* _SET TASK_: Repeat each record below exactly as given.

* _PROVIDED RECORDS_:
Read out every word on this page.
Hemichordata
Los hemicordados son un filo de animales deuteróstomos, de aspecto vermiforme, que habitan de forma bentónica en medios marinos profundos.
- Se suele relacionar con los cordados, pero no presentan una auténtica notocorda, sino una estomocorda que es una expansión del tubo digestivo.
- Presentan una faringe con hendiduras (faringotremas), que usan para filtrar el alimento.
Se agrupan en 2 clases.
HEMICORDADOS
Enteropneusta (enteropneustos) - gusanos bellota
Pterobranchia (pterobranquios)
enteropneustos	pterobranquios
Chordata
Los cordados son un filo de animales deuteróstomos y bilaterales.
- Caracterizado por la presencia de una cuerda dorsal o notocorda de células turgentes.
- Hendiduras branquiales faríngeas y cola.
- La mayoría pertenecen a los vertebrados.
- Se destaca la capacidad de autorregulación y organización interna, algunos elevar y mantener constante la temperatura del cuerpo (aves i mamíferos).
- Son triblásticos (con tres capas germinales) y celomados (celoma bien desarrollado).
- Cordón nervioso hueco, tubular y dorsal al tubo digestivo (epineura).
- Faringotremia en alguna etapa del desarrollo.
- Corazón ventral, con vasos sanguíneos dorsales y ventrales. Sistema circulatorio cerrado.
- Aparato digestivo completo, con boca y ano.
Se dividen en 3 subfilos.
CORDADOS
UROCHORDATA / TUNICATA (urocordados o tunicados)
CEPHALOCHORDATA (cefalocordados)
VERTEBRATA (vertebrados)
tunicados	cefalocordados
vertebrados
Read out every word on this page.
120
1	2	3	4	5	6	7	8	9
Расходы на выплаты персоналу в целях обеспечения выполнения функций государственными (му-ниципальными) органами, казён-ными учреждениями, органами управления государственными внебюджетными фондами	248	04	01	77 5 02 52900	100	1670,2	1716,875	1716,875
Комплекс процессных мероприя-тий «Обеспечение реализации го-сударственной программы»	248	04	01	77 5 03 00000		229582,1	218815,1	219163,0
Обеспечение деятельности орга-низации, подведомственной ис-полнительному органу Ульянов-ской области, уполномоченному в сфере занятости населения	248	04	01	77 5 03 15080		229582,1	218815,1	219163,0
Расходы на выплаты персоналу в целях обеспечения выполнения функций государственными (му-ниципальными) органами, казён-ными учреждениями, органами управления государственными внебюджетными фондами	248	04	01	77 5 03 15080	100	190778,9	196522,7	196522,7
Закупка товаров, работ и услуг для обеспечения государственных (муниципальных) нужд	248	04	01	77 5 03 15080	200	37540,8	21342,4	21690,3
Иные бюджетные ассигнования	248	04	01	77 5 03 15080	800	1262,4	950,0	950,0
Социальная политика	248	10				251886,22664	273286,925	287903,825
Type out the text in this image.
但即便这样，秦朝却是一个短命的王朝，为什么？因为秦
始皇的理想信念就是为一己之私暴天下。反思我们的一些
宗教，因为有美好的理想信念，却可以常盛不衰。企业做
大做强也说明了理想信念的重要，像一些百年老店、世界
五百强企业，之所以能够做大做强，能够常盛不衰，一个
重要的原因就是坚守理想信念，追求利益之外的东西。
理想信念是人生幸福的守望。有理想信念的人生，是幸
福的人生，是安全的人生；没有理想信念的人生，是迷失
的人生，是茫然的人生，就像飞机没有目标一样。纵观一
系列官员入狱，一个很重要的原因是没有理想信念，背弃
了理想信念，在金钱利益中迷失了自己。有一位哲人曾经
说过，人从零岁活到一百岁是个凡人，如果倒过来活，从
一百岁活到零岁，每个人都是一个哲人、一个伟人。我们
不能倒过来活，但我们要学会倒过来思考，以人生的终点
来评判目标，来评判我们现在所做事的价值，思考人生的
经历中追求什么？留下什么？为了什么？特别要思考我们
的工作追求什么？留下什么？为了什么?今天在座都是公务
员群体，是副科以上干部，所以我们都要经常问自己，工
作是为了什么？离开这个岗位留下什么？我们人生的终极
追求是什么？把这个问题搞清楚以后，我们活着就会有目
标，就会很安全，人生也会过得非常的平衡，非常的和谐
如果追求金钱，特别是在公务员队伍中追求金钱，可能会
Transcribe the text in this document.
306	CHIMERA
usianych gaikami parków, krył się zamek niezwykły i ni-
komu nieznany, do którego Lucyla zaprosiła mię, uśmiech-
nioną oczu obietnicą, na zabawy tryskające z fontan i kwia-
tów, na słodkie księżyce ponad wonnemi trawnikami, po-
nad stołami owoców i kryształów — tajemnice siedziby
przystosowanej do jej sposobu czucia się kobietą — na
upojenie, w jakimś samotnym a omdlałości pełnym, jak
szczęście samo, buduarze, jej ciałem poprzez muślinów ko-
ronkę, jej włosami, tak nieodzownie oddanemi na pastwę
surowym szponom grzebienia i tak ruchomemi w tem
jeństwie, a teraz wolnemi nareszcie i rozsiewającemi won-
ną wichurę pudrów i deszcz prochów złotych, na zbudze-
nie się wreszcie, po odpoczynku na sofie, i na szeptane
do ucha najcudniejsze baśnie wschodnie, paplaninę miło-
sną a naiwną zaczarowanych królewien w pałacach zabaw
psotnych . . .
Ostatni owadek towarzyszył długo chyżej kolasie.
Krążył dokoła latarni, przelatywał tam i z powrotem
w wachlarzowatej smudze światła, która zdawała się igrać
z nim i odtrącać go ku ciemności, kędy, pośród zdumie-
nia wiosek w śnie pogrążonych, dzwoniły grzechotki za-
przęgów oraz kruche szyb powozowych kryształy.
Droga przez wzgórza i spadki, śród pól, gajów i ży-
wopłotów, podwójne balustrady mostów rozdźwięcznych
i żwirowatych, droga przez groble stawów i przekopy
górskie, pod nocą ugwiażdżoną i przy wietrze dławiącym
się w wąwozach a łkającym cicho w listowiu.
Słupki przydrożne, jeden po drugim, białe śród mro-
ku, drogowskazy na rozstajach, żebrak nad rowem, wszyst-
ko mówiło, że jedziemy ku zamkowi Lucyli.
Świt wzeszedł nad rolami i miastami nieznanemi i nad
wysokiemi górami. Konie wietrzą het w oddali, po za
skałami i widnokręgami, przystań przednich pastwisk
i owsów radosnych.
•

* _FINISHED EXERCISE_:
Read out every word on this page.
Hemichordata
Los hemicordados son un filo de animales deuteróstomos, de aspecto vermiforme, que habitan de forma bentónica en medios marinos profundos.
- Se suele relacionar con los cordados, pero no presentan una auténtica notocorda, sino una estomocorda que es una expansión del tubo digestivo.
- Presentan una faringe con hendiduras (faringotremas), que usan para filtrar el alimento.
Se agrupan en 2 clases.
HEMICORDADOS
Enteropneusta (enteropneustos) - gusanos bellota
Pterobranchia (pterobranquios)
enteropneustos	pterobranquios
Chordata
Los cordados son un filo de animales deuteróstomos y bilaterales.
- Caracterizado por la presencia de una cuerda dorsal o notocorda de células turgentes.
- Hendiduras branquiales faríngeas y cola.
- La mayoría pertenecen a los vertebrados.
- Se destaca la capacidad de autorregulación y organización interna, algunos elevar y mantener constante la temperatura del cuerpo (aves i mamíferos).
- Son triblásticos (con tres capas germinales) y celomados (celoma bien desarrollado).
- Cordón nervioso hueco, tubular y dorsal al tubo digestivo (epineura).
- Faringotremia en alguna etapa del desarrollo.
- Corazón ventral, con vasos sanguíneos dorsales y ventrales. Sistema circulatorio cerrado.
- Aparato digestivo completo, con boca y ano.
Se dividen en 3 subfilos.
CORDADOS
UROCHORDATA / TUNICATA (urocordados o tunicados)
CEPHALOCHORDATA (cefalocordados)
VERTEBRATA (vertebrados)
tunicados	cefalocordados
vertebrados
Read out every word on this page.
120
1	2	3	4	5	6	7	8	9
Расходы на выплаты персоналу в целях обеспечения выполнения функций государственными (му-ниципальными) органами, казён-ными учреждениями, органами управления государственными внебюджетными фондами	248	04	01	77 5 02 52900	100	1670,2	1716,875	1716,875
Комплекс процессных мероприя-тий «Обеспечение реализации го-сударственной программы»	248	04	01	77 5 03 00000		229582,1	218815,1	219163,0
Обеспечение деятельности орга-низации, подведомственной ис-полнительному органу Ульянов-ской области, уполномоченному в сфере занятости населения	248	04	01	77 5 03 15080		229582,1	218815,1	219163,0
Расходы на выплаты персоналу в целях обеспечения выполнения функций государственными (му-ниципальными) органами, казён-ными учреждениями, органами управления государственными внебюджетными фондами	248	04	01	77 5 03 15080	100	190778,9	196522,7	196522,7
Закупка товаров, работ и услуг для обеспечения государственных (муниципальных) нужд	248	04	01	77 5 03 15080	200	37540,8	21342,4	21690,3
Иные бюджетные ассигнования	248	04	01	77 5 03 15080	800	1262,4	950,0	950,0
Социальная политика	248	10				251886,22664	273286,925	287903,825
Type out the text in this image.
但即便这样，秦朝却是一个短命的王朝，为什么？因为秦
始皇的理想信念就是为一己之私暴天下。反思我们的一些
宗教，因为有美好的理想信念，却可以常盛不衰。企业做
大做强也说明了理想信念的重要，像一些百年老店、世界
五百强企业，之所以能够做大做强，能够常盛不衰，一个
重要的原因就是坚守理想信念，追求利益之外的东西。
理想信念是人生幸福的守望。有理想信念的人生，是幸
福的人生，是安全的人生；没有理想信念的人生，是迷失
的人生，是茫然的人生，就像飞机没有目标一样。纵观一
系列官员入狱，一个很重要的原因是没有理想信念，背弃
了理想信念，在金钱利益中迷失了自己。有一位哲人曾经
说过，人从零岁活到一百岁是个凡人，如果倒过来活，从
一百岁活到零岁，每个人都是一个哲人、一个伟人。我们
不能倒过来活，但我们要学会倒过来思考，以人生的终点
来评判目标，来评判我们现在所做事的价值，思考人生的
经历中追求什么？留下什么？为了什么？特别要思考我们
的工作追求什么？留下什么？为了什么?今天在座都是公务
员群体，是副科以上干部，所以我们都要经常问自己，工
作是为了什么？离开这个岗位留下什么？我们人生的终极
追求是什么？把这个问题搞清楚以后，我们活着就会有目
标，就会很安全，人生也会过得非常的平衡，非常的和谐
如果追求金钱，特别是在公务员队伍中追求金钱，可能会
Transcribe the text in this document.
306	CHIMERA
usianych gaikami parków, krył się zamek niezwykły i ni-
komu nieznany, do którego Lucyla zaprosiła mię, uśmiech-
nioną oczu obietnicą, na zabawy tryskające z fontan i kwia-
tów, na słodkie księżyce ponad wonnemi trawnikami, po-
nad stołami owoców i kryształów — tajemnice siedziby
przystosowanej do jej sposobu czucia się kobietą — na
upojenie, w jakimś samotnym a omdlałości pełnym, jak
szczęście samo, buduarze, jej ciałem poprzez muślinów ko-
ronkę, jej włosami, tak nieodzownie oddanemi na pastwę
surowym szponom grzebienia i tak ruchomemi w tem
jeństwie, a teraz wolnemi nareszcie i rozsiewającemi won-
ną wichurę pudrów i deszcz prochów złotych, na zbudze-
nie się wreszcie, po odpoczynku na sofie, i na szeptane
do ucha najcudniejsze baśnie wschodnie, paplaninę miło-
sną a naiwną zaczarowanych królewien w pałacach zabaw
psotnych . . .
Ostatni owadek towarzyszył długo chyżej kolasie.
Krążył dokoła latarni, przelatywał tam i z powrotem
w wachlarzowatej smudze światła, która zdawała się igrać
z nim i odtrącać go ku ciemności, kędy, pośród zdumie-
nia wiosek w śnie pogrążonych, dzwoniły grzechotki za-
przęgów oraz kruche szyb powozowych kryształy.
Droga przez wzgórza i spadki, śród pól, gajów i ży-
wopłotów, podwójne balustrady mostów rozdźwięcznych
i żwirowatych, droga przez groble stawów i przekopy
górskie, pod nocą ugwiażdżoną i przy wietrze dławiącym
się w wąwozach a łkającym cicho w listowiu.
Słupki przydrożne, jeden po drugim, białe śród mro-
ku, drogowskazy na rozstajach, żebrak nad rowem, wszyst-
ko mówiło, że jedziemy ku zamkowi Lucyli.
Świt wzeszedł nad rolami i miastami nieznanemi i nad
wysokiemi górami. Konie wietrzą het w oddali, po za
skałami i widnokręgami, przystań przednich pastwisk
i owsów radosnych.
•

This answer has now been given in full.